▶ _KURZE ÜBUNG_: Gib sämtliche Zeilen des folgenden Materials als nummerierte Liste wieder und lass die Leerzeilen weg.

━━ BEREITGESTELLTE DATEN

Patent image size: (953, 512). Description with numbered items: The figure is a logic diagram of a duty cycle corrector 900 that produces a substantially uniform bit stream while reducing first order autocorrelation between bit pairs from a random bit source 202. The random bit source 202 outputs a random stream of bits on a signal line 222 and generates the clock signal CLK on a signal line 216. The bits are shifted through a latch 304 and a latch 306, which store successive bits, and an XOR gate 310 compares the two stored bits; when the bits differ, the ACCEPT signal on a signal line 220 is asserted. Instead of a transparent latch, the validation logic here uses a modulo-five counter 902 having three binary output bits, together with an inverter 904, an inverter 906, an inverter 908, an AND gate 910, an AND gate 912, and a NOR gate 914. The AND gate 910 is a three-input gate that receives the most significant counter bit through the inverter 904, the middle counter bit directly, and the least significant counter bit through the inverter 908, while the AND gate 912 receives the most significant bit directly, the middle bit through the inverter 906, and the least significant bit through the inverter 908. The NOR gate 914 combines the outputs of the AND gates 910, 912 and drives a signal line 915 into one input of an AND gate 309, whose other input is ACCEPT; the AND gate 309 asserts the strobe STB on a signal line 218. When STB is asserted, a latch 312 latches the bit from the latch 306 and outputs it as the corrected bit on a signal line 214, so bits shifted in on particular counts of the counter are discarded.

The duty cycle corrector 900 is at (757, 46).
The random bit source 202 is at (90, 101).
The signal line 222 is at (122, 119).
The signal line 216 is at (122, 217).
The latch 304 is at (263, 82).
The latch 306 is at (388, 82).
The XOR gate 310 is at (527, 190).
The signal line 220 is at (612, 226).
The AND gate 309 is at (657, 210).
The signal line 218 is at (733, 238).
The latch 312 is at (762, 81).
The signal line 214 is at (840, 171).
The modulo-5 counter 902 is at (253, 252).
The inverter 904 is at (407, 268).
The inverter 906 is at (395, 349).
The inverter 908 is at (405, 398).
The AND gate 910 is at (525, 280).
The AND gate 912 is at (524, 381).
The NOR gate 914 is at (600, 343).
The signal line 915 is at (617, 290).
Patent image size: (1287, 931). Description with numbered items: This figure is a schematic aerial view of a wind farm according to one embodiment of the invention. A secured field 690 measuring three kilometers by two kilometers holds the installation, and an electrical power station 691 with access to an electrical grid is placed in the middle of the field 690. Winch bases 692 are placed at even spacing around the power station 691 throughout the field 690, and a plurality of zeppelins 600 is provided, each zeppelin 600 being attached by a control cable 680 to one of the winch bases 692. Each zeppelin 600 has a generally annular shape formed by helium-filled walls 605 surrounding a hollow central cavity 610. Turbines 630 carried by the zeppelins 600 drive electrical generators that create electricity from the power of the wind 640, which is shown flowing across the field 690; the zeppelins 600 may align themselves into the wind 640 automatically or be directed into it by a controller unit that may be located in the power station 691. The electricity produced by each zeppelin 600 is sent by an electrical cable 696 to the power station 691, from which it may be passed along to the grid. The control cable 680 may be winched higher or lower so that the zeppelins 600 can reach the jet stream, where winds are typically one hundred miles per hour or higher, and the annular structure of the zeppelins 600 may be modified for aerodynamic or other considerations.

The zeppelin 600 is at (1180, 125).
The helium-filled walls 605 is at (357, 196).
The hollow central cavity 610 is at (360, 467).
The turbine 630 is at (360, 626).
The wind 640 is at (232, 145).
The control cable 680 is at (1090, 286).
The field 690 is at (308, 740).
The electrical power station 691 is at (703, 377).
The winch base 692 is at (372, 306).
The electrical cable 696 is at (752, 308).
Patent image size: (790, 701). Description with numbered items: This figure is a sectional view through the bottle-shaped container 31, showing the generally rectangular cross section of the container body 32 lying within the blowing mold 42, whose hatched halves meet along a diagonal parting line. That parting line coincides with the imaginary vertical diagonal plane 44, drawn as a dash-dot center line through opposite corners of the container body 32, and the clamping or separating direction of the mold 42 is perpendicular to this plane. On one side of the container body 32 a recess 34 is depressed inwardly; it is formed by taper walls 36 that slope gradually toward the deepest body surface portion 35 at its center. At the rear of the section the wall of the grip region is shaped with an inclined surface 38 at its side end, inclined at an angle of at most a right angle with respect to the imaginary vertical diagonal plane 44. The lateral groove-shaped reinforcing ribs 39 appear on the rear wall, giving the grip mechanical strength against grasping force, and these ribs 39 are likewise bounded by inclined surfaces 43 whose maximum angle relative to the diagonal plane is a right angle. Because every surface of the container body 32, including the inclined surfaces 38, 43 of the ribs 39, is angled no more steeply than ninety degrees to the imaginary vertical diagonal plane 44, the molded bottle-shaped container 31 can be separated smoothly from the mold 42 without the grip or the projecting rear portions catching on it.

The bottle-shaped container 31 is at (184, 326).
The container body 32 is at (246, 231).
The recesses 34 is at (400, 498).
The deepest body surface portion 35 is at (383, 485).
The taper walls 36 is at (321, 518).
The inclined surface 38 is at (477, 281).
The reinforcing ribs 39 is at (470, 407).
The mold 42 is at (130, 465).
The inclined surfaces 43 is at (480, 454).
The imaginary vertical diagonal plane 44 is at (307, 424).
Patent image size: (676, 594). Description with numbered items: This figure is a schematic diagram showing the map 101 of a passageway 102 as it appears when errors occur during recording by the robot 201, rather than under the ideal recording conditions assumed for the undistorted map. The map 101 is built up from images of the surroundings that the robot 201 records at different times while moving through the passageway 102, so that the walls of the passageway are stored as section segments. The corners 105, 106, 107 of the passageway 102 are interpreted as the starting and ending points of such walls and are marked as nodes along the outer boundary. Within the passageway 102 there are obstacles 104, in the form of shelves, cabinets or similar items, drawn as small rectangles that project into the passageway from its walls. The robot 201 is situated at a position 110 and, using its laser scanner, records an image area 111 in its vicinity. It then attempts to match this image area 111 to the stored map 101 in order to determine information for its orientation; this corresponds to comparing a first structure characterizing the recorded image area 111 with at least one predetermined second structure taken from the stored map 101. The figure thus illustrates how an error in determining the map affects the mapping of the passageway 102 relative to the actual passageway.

━━━━

▶ _ENDGÜLTIGE ANTWORT_:
1. Patent image size: (953, 512). Description with numbered items: The figure is a logic diagram of a duty cycle corrector 900 that produces a substantially uniform bit stream while reducing first order autocorrelation between bit pairs from a random bit source 202. The random bit source 202 outputs a random stream of bits on a signal line 222 and generates the clock signal CLK on a signal line 216. The bits are shifted through a latch 304 and a latch 306, which store successive bits, and an XOR gate 310 compares the two stored bits; when the bits differ, the ACCEPT signal on a signal line 220 is asserted. Instead of a transparent latch, the validation logic here uses a modulo-five counter 902 having three binary output bits, together with an inverter 904, an inverter 906, an inverter 908, an AND gate 910, an AND gate 912, and a NOR gate 914. The AND gate 910 is a three-input gate that receives the most significant counter bit through the inverter 904, the middle counter bit directly, and the least significant counter bit through the inverter 908, while the AND gate 912 receives the most significant bit directly, the middle bit through the inverter 906, and the least significant bit through the inverter 908. The NOR gate 914 combines the outputs of the AND gates 910, 912 and drives a signal line 915 into one input of an AND gate 309, whose other input is ACCEPT; the AND gate 309 asserts the strobe STB on a signal line 218. When STB is asserted, a latch 312 latches the bit from the latch 306 and outputs it as the corrected bit on a signal line 214, so bits shifted in on particular counts of the counter are discarded.
2. The duty cycle corrector 900 is at (757, 46).
3. The random bit source 202 is at (90, 101).
4. The signal line 222 is at (122, 119).
5. The signal line 216 is at (122, 217).
6. The latch 304 is at (263, 82).
7. The latch 306 is at (388, 82).
8. The XOR gate 310 is at (527, 190).
9. The signal line 220 is at (612, 226).
10. The AND gate 309 is at (657, 210).
11. The signal line 218 is at (733, 238).
12. The latch 312 is at (762, 81).
13. The signal line 214 is at (840, 171).
14. The modulo-5 counter 902 is at (253, 252).
15. The inverter 904 is at (407, 268).
16. The inverter 906 is at (395, 349).
17. The inverter 908 is at (405, 398).
18. The AND gate 910 is at (525, 280).
19. The AND gate 912 is at (524, 381).
20. The NOR gate 914 is at (600, 343).
21. The signal line 915 is at (617, 290).
22. Patent image size: (1287, 931). Description with numbered items: This figure is a schematic aerial view of a wind farm according to one embodiment of the invention. A secured field 690 measuring three kilometers by two kilometers holds the installation, and an electrical power station 691 with access to an electrical grid is placed in the middle of the field 690. Winch bases 692 are placed at even spacing around the power station 691 throughout the field 690, and a plurality of zeppelins 600 is provided, each zeppelin 600 being attached by a control cable 680 to one of the winch bases 692. Each zeppelin 600 has a generally annular shape formed by helium-filled walls 605 surrounding a hollow central cavity 610. Turbines 630 carried by the zeppelins 600 drive electrical generators that create electricity from the power of the wind 640, which is shown flowing across the field 690; the zeppelins 600 may align themselves into the wind 640 automatically or be directed into it by a controller unit that may be located in the power station 691. The electricity produced by each zeppelin 600 is sent by an electrical cable 696 to the power station 691, from which it may be passed along to the grid. The control cable 680 may be winched higher or lower so that the zeppelins 600 can reach the jet stream, where winds are typically one hundred miles per hour or higher, and the annular structure of the zeppelins 600 may be modified for aerodynamic or other considerations.
23. The zeppelin 600 is at (1180, 125).
24. The helium-filled walls 605 is at (357, 196).
25. The hollow central cavity 610 is at (360, 467).
26. The turbine 630 is at (360, 626).
27. The wind 640 is at (232, 145).
28. The control cable 680 is at (1090, 286).
29. The field 690 is at (308, 740).
30. The electrical power station 691 is at (703, 377).
31. The winch base 692 is at (372, 306).
32. The electrical cable 696 is at (752, 308).
33. Patent image size: (790, 701). Description with numbered items: This figure is a sectional view through the bottle-shaped container 31, showing the generally rectangular cross section of the container body 32 lying within the blowing mold 42, whose hatched halves meet along a diagonal parting line. That parting line coincides with the imaginary vertical diagonal plane 44, drawn as a dash-dot center line through opposite corners of the container body 32, and the clamping or separating direction of the mold 42 is perpendicular to this plane. On one side of the container body 32 a recess 34 is depressed inwardly; it is formed by taper walls 36 that slope gradually toward the deepest body surface portion 35 at its center. At the rear of the section the wall of the grip region is shaped with an inclined surface 38 at its side end, inclined at an angle of at most a right angle with respect to the imaginary vertical diagonal plane 44. The lateral groove-shaped reinforcing ribs 39 appear on the rear wall, giving the grip mechanical strength against grasping force, and these ribs 39 are likewise bounded by inclined surfaces 43 whose maximum angle relative to the diagonal plane is a right angle. Because every surface of the container body 32, including the inclined surfaces 38, 43 of the ribs 39, is angled no more steeply than ninety degrees to the imaginary vertical diagonal plane 44, the molded bottle-shaped container 31 can be separated smoothly from the mold 42 without the grip or the projecting rear portions catching on it.
34. The bottle-shaped container 31 is at (184, 326).
35. The container body 32 is at (246, 231).
36. The recesses 34 is at (400, 498).
37. The deepest body surface portion 35 is at (383, 485).
38. The taper walls 36 is at (321, 518).
39. The inclined surface 38 is at (477, 281).
40. The reinforcing ribs 39 is at (470, 407).
41. The mold 42 is at (130, 465).
42. The inclined surfaces 43 is at (480, 454).
43. The imaginary vertical diagonal plane 44 is at (307, 424).
44. Patent image size: (676, 594). Description with numbered items: This figure is a schematic diagram showing the map 101 of a passageway 102 as it appears when errors occur during recording by the robot 201, rather than under the ideal recording conditions assumed for the undistorted map. The map 101 is built up from images of the surroundings that the robot 201 records at different times while moving through the passageway 102, so that the walls of the passageway are stored as section segments. The corners 105, 106, 107 of the passageway 102 are interpreted as the starting and ending points of such walls and are marked as nodes along the outer boundary. Within the passageway 102 there are obstacles 104, in the form of shelves, cabinets or similar items, drawn as small rectangles that project into the passageway from its walls. The robot 201 is situated at a position 110 and, using its laser scanner, records an image area 111 in its vicinity. It then attempts to match this image area 111 to the stored map 101 in order to determine information for its orientation; this corresponds to comparing a first structure characterizing the recorded image area 111 with at least one predetermined second structure taken from the stored map 101. The figure thus illustrates how an error in determining the map affects the mapping of the passageway 102 relative to the actual passageway.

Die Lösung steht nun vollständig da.